+++ INPUT MATERIAL +++

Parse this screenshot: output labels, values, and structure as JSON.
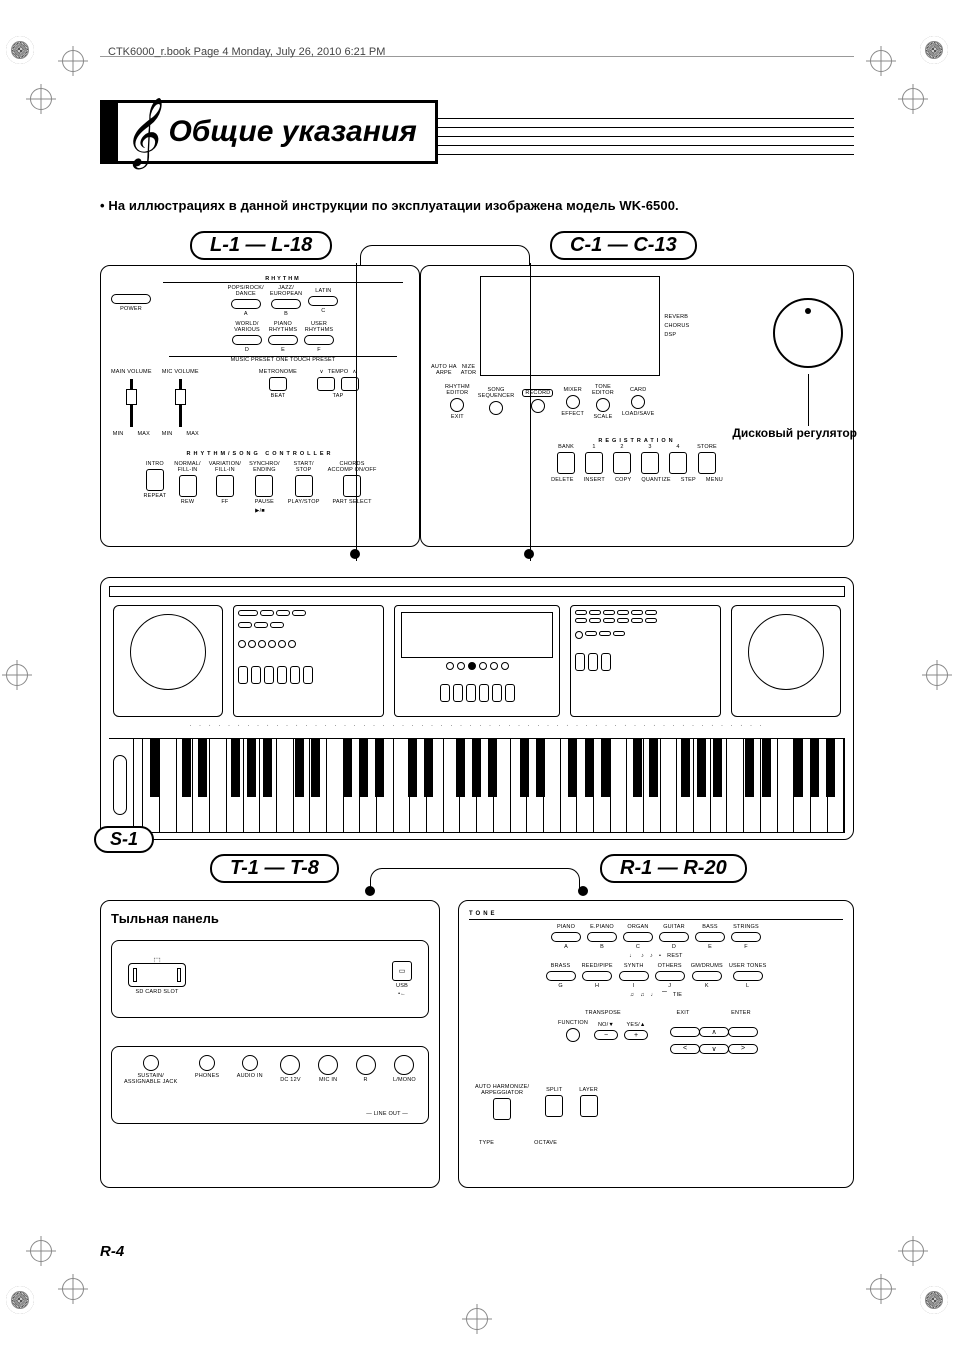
{
  "page": {
    "header": "CTK6000_r.book  Page 4  Monday, July 26, 2010  6:21 PM",
    "footer": "R-4"
  },
  "title": "Общие указания",
  "intro_bullet": "• На иллюстрациях в данной инструкции по эксплуатации изображена модель WK-6500.",
  "region_labels": {
    "L": "L-1 — L-18",
    "C": "C-1 — C-13",
    "S": "S-1",
    "T": "T-1 — T-8",
    "R": "R-1 — R-20"
  },
  "russian": {
    "dial": "Дисковый регулятор",
    "back_panel": "Тыльная панель"
  },
  "left_panel": {
    "power": "POWER",
    "main_volume": "MAIN VOLUME",
    "mic_volume": "MIC VOLUME",
    "min": "MIN",
    "max": "MAX",
    "rhythm_header": "RHYTHM",
    "rhythm_row1": [
      {
        "key": "A",
        "top": "POPS/ROCK/\nDANCE"
      },
      {
        "key": "B",
        "top": "JAZZ/\nEUROPEAN"
      },
      {
        "key": "C",
        "top": "LATIN"
      }
    ],
    "rhythm_row2": [
      {
        "key": "D",
        "top": "WORLD/\nVARIOUS"
      },
      {
        "key": "E",
        "top": "PIANO\nRHYTHMS"
      },
      {
        "key": "F",
        "top": "USER\nRHYTHMS"
      }
    ],
    "preset_label": "MUSIC PRESET  ONE TOUCH PRESET",
    "metronome": "METRONOME",
    "tempo": "TEMPO",
    "beat": "BEAT",
    "tap": "TAP",
    "controller_header": "RHYTHM/SONG CONTROLLER",
    "controller": [
      {
        "top": "INTRO",
        "bottom": "REPEAT"
      },
      {
        "top": "NORMAL/\nFILL-IN",
        "bottom": "REW"
      },
      {
        "top": "VARIATION/\nFILL-IN",
        "bottom": "FF"
      },
      {
        "top": "SYNCHRO/\nENDING",
        "bottom": "PAUSE"
      },
      {
        "top": "START/\nSTOP",
        "bottom": "PLAY/STOP"
      },
      {
        "top": "CHORDS\nACCOMP ON/OFF",
        "bottom": "PART SELECT"
      }
    ],
    "play_icon": "▶/■"
  },
  "center_panel": {
    "auto_harm": "AUTO HA\nARPE",
    "nize": "NIZE\nATOR",
    "reverb": "REVERB",
    "chorus": "CHORUS",
    "dsp": "DSP",
    "row_btns": [
      {
        "top": "RHYTHM\nEDITOR",
        "bottom": "EXIT"
      },
      {
        "top": "SONG\nSEQUENCER",
        "bottom": ""
      },
      {
        "top": "RECORD",
        "bottom": "",
        "boxed": true
      },
      {
        "top": "MIXER",
        "bottom": "EFFECT"
      },
      {
        "top": "TONE\nEDITOR",
        "bottom": "SCALE"
      },
      {
        "top": "CARD",
        "bottom": "LOAD/SAVE"
      }
    ],
    "reg_header": "REGISTRATION",
    "reg": [
      "BANK",
      "1",
      "2",
      "3",
      "4",
      "STORE"
    ],
    "reg_bottom": [
      "DELETE",
      "INSERT",
      "COPY",
      "QUANTIZE",
      "STEP",
      "MENU"
    ]
  },
  "back_panel": {
    "sd": "SD CARD SLOT",
    "usb": "USB",
    "jacks": [
      "SUSTAIN/\nASSIGNABLE JACK",
      "PHONES",
      "AUDIO IN",
      "DC 12V",
      "MIC IN",
      "R",
      "L/MONO"
    ],
    "lineout": "LINE OUT"
  },
  "right_panel": {
    "tone_header": "TONE",
    "tone_row1": [
      {
        "key": "A",
        "top": "PIANO"
      },
      {
        "key": "B",
        "top": "E.PIANO"
      },
      {
        "key": "C",
        "top": "ORGAN"
      },
      {
        "key": "D",
        "top": "GUITAR"
      },
      {
        "key": "E",
        "top": "BASS"
      },
      {
        "key": "F",
        "top": "STRINGS"
      }
    ],
    "rest": "REST",
    "tone_row2": [
      {
        "key": "G",
        "top": "BRASS"
      },
      {
        "key": "H",
        "top": "REED/PIPE"
      },
      {
        "key": "I",
        "top": "SYNTH"
      },
      {
        "key": "J",
        "top": "OTHERS"
      },
      {
        "key": "K",
        "top": "GM/DRUMS"
      },
      {
        "key": "L",
        "top": "USER TONES"
      }
    ],
    "tie": "TIE",
    "exit": "EXIT",
    "enter": "ENTER",
    "transpose": "TRANSPOSE",
    "function": "FUNCTION",
    "no": "NO/▼",
    "yes": "YES/▲",
    "minus": "−",
    "plus": "+",
    "arrows": [
      "<",
      ">",
      "∧",
      "∨"
    ],
    "lower": [
      {
        "top": "AUTO HARMONIZE/\nARPEGGIATOR"
      },
      {
        "top": "SPLIT"
      },
      {
        "top": "LAYER"
      }
    ],
    "type": "TYPE",
    "octave": "OCTAVE"
  },
  "style": {
    "page_bg": "#ffffff",
    "line_color": "#000000",
    "crop_gray": "#888888"
  }
}
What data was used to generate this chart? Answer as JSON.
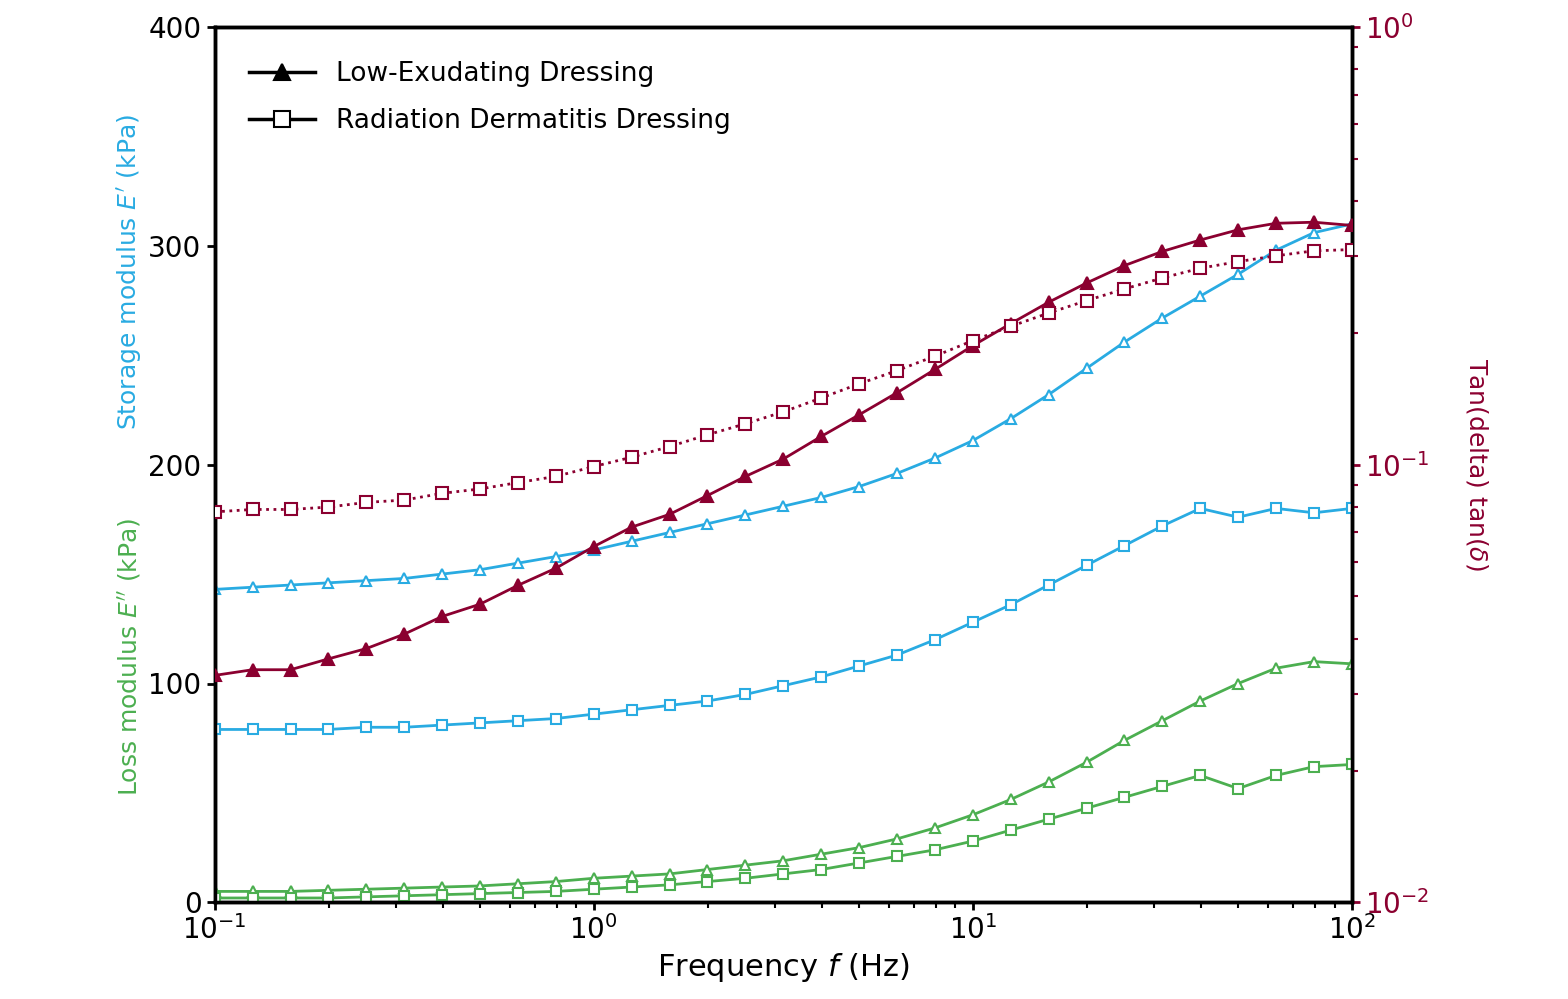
{
  "freq": [
    0.1,
    0.125893,
    0.158489,
    0.199526,
    0.251189,
    0.316228,
    0.398107,
    0.501187,
    0.630957,
    0.794328,
    1.0,
    1.25893,
    1.58489,
    1.99526,
    2.51189,
    3.16228,
    3.98107,
    5.01187,
    6.30957,
    7.94328,
    10.0,
    12.5893,
    15.8489,
    19.9526,
    25.1189,
    31.6228,
    39.8107,
    50.1187,
    63.0957,
    79.4328,
    100.0
  ],
  "low_E_prime": [
    143,
    144,
    145,
    146,
    147,
    148,
    150,
    152,
    155,
    158,
    161,
    165,
    169,
    173,
    177,
    181,
    185,
    190,
    196,
    203,
    211,
    221,
    232,
    244,
    256,
    267,
    277,
    287,
    298,
    306,
    310
  ],
  "low_E_double_prime": [
    5,
    5,
    5,
    5.5,
    6,
    6.5,
    7,
    7.5,
    8.5,
    9.5,
    11,
    12,
    13,
    15,
    17,
    19,
    22,
    25,
    29,
    34,
    40,
    47,
    55,
    64,
    74,
    83,
    92,
    100,
    107,
    110,
    109
  ],
  "low_tan_delta": [
    0.033,
    0.034,
    0.034,
    0.036,
    0.038,
    0.041,
    0.045,
    0.048,
    0.053,
    0.058,
    0.065,
    0.072,
    0.077,
    0.085,
    0.094,
    0.103,
    0.116,
    0.13,
    0.146,
    0.165,
    0.187,
    0.21,
    0.235,
    0.26,
    0.285,
    0.307,
    0.326,
    0.344,
    0.356,
    0.358,
    0.352
  ],
  "rad_E_prime": [
    79,
    79,
    79,
    79,
    80,
    80,
    81,
    82,
    83,
    84,
    86,
    88,
    90,
    92,
    95,
    99,
    103,
    108,
    113,
    120,
    128,
    136,
    145,
    154,
    163,
    172,
    180,
    176,
    180,
    178,
    180
  ],
  "rad_E_double_prime": [
    2,
    2,
    2,
    2,
    2.5,
    3,
    3.5,
    4,
    4.5,
    5,
    6,
    7,
    8,
    9.5,
    11,
    13,
    15,
    18,
    21,
    24,
    28,
    33,
    38,
    43,
    48,
    53,
    58,
    52,
    58,
    62,
    63
  ],
  "rad_tan_delta": [
    0.078,
    0.079,
    0.079,
    0.08,
    0.082,
    0.083,
    0.086,
    0.088,
    0.091,
    0.094,
    0.099,
    0.104,
    0.11,
    0.117,
    0.124,
    0.132,
    0.142,
    0.153,
    0.164,
    0.177,
    0.192,
    0.207,
    0.222,
    0.237,
    0.252,
    0.267,
    0.281,
    0.291,
    0.3,
    0.308,
    0.31
  ],
  "color_blue": "#29ABE2",
  "color_dark_red": "#8B0030",
  "color_green": "#4CAF50",
  "xlabel": "Frequency f (Hz)",
  "ylabel_left_top": "Storage modulus ᴇ′ (kPa)",
  "ylabel_left_bottom": "Loss modulus ᴇ″ (kPa)",
  "ylabel_right": "Tan(delta) tan(δ)",
  "legend_label_low": "Low-Exudating Dressing",
  "legend_label_rad": "Radiation Dermatitis Dressing",
  "ylim_left": [
    0,
    400
  ],
  "xlim": [
    0.1,
    100
  ],
  "right_ylim": [
    0.01,
    1.0
  ]
}
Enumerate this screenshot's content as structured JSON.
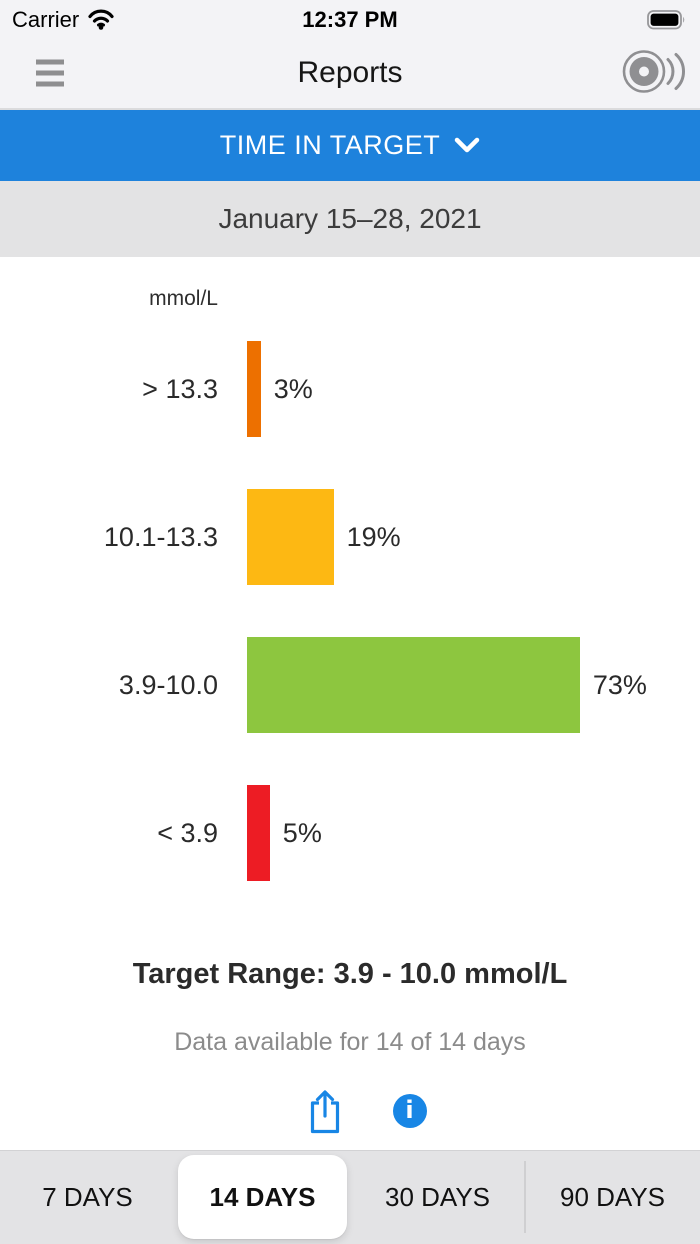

+++

» **WHAT TO PRODUCE**: Copy each line of the data above that holds "AUTO".

» **EXERCISE OUTPUT**:
    "auto_harm": "AUTO HA\nARPE",
        "top": "AUTO HARMONIZE/\nARPEGGIATOR"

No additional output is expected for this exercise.